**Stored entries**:

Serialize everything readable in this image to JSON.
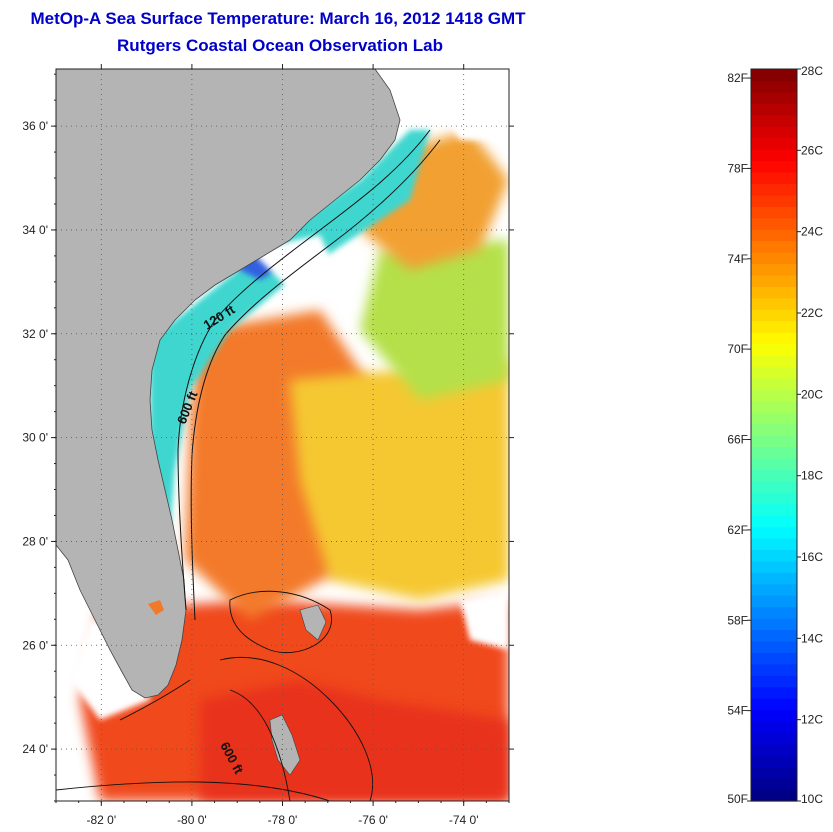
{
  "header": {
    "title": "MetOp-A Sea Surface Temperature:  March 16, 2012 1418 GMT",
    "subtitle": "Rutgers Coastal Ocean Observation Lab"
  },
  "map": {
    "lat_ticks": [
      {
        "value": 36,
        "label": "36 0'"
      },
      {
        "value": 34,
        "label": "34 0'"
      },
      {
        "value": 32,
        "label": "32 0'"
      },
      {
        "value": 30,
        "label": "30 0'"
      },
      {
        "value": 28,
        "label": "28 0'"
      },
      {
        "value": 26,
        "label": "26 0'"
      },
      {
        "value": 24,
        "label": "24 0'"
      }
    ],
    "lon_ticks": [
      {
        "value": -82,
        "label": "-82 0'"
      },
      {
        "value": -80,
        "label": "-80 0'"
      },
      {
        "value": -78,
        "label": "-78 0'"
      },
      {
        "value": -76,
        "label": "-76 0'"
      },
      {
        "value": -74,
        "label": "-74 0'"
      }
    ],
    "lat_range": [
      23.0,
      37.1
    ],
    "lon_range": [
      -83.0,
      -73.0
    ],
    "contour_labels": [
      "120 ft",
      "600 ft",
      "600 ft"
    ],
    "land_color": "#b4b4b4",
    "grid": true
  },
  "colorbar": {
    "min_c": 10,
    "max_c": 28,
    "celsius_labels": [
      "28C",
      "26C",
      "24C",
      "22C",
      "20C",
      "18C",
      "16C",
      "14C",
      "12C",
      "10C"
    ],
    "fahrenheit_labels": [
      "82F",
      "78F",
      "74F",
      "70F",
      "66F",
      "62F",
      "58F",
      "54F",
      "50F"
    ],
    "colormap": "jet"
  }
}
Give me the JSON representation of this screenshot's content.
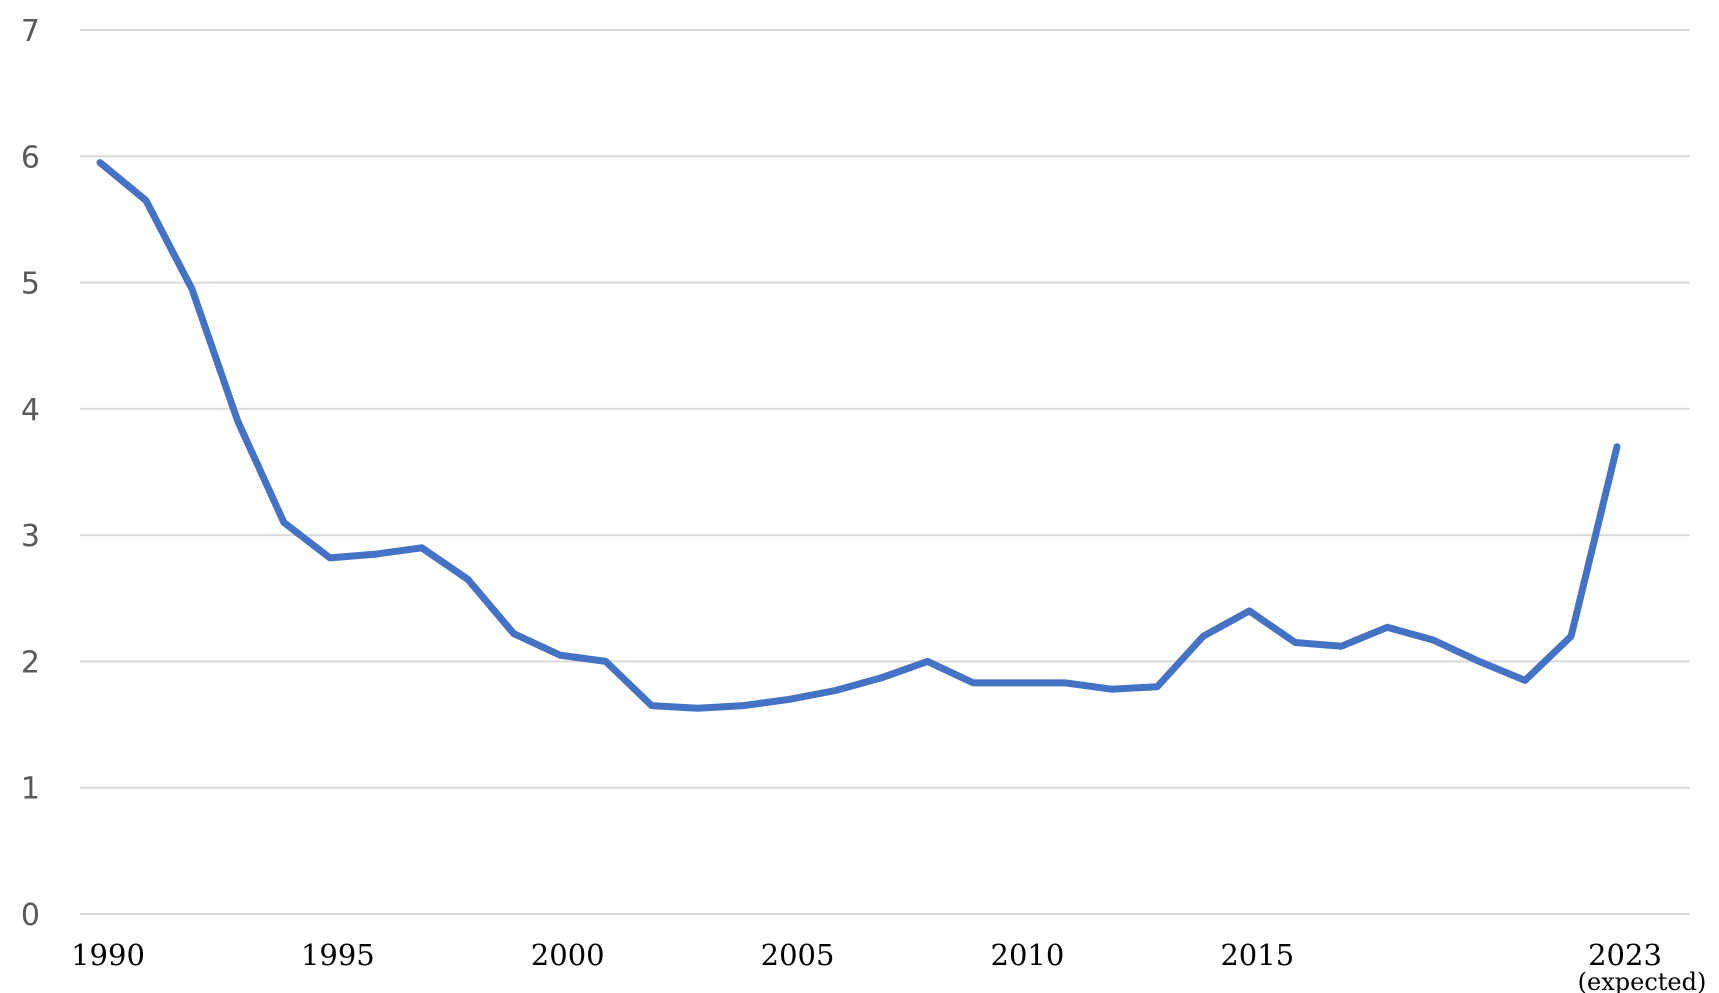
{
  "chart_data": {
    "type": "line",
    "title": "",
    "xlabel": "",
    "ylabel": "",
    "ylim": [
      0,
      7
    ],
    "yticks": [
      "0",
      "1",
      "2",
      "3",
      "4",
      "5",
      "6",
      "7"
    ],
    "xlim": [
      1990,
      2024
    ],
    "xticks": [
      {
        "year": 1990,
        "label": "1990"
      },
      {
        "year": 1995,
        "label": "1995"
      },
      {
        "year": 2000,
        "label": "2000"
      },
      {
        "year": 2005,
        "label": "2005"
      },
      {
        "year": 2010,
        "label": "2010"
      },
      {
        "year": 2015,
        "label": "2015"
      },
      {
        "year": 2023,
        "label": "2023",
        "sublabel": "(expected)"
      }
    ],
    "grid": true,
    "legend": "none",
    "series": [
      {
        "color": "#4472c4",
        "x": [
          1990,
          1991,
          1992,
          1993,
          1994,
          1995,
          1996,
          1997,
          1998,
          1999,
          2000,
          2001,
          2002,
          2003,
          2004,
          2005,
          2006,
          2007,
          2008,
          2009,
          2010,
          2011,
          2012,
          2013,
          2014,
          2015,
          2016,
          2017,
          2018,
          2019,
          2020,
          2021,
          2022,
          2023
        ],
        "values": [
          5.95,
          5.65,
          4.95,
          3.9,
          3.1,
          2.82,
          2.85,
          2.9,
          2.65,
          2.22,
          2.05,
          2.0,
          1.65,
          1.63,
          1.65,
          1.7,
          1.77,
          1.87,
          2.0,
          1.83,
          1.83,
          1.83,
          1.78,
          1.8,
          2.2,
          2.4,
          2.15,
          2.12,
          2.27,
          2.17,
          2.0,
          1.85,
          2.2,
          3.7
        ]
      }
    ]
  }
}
==
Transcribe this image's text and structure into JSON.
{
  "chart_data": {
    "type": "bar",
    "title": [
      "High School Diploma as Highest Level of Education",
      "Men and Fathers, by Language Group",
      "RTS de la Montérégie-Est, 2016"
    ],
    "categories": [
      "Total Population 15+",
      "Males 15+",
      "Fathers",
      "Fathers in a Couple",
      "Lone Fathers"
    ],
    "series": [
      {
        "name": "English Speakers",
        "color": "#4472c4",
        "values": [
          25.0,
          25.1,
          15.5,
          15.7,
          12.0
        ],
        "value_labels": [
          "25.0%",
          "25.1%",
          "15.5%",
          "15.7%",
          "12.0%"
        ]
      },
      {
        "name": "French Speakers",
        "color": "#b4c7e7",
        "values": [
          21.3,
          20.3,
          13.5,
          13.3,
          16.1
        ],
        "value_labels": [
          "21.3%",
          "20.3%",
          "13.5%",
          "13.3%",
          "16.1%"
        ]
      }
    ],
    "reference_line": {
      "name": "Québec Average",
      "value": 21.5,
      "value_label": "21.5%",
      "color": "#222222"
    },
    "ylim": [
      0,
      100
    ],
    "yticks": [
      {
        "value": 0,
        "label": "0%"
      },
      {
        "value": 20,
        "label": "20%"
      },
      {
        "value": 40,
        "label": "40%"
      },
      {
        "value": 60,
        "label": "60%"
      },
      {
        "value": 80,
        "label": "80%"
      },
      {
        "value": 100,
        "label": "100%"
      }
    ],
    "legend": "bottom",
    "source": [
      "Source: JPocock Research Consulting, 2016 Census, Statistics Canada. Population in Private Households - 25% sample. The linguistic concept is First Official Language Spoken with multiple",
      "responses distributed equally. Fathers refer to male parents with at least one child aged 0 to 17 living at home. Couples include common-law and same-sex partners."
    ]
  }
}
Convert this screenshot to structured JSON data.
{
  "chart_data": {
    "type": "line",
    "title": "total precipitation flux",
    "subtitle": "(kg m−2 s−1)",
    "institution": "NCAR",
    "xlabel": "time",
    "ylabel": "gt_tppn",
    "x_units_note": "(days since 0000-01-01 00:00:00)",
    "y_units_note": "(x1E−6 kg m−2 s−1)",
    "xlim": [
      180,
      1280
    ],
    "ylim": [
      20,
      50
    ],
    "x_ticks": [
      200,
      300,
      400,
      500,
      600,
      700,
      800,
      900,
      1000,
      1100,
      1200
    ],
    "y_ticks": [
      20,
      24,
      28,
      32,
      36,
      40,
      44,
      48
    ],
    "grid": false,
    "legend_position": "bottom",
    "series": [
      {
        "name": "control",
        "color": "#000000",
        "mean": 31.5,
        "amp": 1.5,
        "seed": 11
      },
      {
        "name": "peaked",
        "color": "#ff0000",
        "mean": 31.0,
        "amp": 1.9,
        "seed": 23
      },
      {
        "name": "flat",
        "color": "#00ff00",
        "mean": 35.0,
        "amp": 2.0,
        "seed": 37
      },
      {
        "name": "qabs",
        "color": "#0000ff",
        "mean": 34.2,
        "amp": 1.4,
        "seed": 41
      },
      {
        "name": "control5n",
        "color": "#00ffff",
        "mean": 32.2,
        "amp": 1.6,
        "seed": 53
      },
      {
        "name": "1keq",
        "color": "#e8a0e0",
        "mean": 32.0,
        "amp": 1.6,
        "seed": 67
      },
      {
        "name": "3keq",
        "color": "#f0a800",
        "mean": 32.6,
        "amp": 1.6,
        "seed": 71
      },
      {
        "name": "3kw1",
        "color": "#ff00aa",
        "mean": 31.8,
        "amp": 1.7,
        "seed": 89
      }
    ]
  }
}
* * *
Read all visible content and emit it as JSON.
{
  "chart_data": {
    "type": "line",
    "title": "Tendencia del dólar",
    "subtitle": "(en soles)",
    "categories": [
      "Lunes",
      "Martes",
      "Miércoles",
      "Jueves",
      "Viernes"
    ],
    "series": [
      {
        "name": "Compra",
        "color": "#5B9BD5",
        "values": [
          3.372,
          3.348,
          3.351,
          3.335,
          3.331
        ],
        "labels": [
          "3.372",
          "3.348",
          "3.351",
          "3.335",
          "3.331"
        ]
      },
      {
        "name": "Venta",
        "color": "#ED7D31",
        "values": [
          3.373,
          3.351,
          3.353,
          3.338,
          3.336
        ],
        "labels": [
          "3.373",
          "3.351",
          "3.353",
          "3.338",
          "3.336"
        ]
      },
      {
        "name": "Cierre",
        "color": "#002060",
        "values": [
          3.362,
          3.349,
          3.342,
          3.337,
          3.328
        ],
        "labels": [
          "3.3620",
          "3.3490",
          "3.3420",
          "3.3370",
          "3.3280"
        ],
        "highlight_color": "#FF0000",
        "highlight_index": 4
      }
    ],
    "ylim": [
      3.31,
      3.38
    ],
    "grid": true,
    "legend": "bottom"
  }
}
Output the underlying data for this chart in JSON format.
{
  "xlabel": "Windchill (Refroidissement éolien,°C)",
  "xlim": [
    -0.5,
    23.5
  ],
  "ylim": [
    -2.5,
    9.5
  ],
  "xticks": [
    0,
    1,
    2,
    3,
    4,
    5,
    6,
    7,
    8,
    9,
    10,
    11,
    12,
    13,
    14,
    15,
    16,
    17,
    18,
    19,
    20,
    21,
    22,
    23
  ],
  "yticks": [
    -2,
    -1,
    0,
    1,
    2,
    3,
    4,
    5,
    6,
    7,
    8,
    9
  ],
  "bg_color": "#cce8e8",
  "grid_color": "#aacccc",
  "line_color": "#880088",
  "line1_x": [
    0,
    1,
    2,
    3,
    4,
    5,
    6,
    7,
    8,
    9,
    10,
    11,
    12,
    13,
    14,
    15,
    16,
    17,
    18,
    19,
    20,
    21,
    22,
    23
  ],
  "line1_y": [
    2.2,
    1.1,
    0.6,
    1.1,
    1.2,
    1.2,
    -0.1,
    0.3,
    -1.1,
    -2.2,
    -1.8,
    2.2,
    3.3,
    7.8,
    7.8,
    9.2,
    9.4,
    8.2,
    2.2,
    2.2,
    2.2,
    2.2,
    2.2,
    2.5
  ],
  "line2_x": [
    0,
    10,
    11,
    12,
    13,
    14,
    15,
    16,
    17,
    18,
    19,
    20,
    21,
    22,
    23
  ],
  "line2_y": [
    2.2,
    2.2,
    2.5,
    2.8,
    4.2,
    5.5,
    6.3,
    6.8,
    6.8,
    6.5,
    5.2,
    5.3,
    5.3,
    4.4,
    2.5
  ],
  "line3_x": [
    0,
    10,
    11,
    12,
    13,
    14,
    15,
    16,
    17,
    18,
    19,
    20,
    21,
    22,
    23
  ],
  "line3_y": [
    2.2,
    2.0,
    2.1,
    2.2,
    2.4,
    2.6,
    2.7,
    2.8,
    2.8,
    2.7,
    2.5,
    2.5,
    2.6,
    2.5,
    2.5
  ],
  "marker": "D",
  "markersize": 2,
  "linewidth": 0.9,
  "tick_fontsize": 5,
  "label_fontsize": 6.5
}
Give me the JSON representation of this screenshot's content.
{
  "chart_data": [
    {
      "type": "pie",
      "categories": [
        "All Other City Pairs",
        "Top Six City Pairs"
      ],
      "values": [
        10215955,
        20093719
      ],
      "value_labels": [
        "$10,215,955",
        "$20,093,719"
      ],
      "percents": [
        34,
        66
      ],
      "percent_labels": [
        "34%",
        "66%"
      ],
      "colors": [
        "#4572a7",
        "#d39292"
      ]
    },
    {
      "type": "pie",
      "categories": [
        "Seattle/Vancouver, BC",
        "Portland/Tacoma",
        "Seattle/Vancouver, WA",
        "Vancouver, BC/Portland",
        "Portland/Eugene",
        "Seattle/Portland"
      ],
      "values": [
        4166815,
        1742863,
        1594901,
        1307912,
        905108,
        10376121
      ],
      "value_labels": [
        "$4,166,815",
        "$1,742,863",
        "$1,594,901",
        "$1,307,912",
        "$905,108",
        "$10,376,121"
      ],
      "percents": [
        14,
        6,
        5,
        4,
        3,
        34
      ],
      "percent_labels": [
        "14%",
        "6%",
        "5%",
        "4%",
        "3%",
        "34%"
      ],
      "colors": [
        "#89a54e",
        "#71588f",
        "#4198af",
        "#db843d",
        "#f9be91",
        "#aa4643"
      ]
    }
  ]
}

**WORK TO BE COMPLETED**:
Provide only the count of lines in the data above that include the string "Population".

**RESULT OF THIS TASK**:
2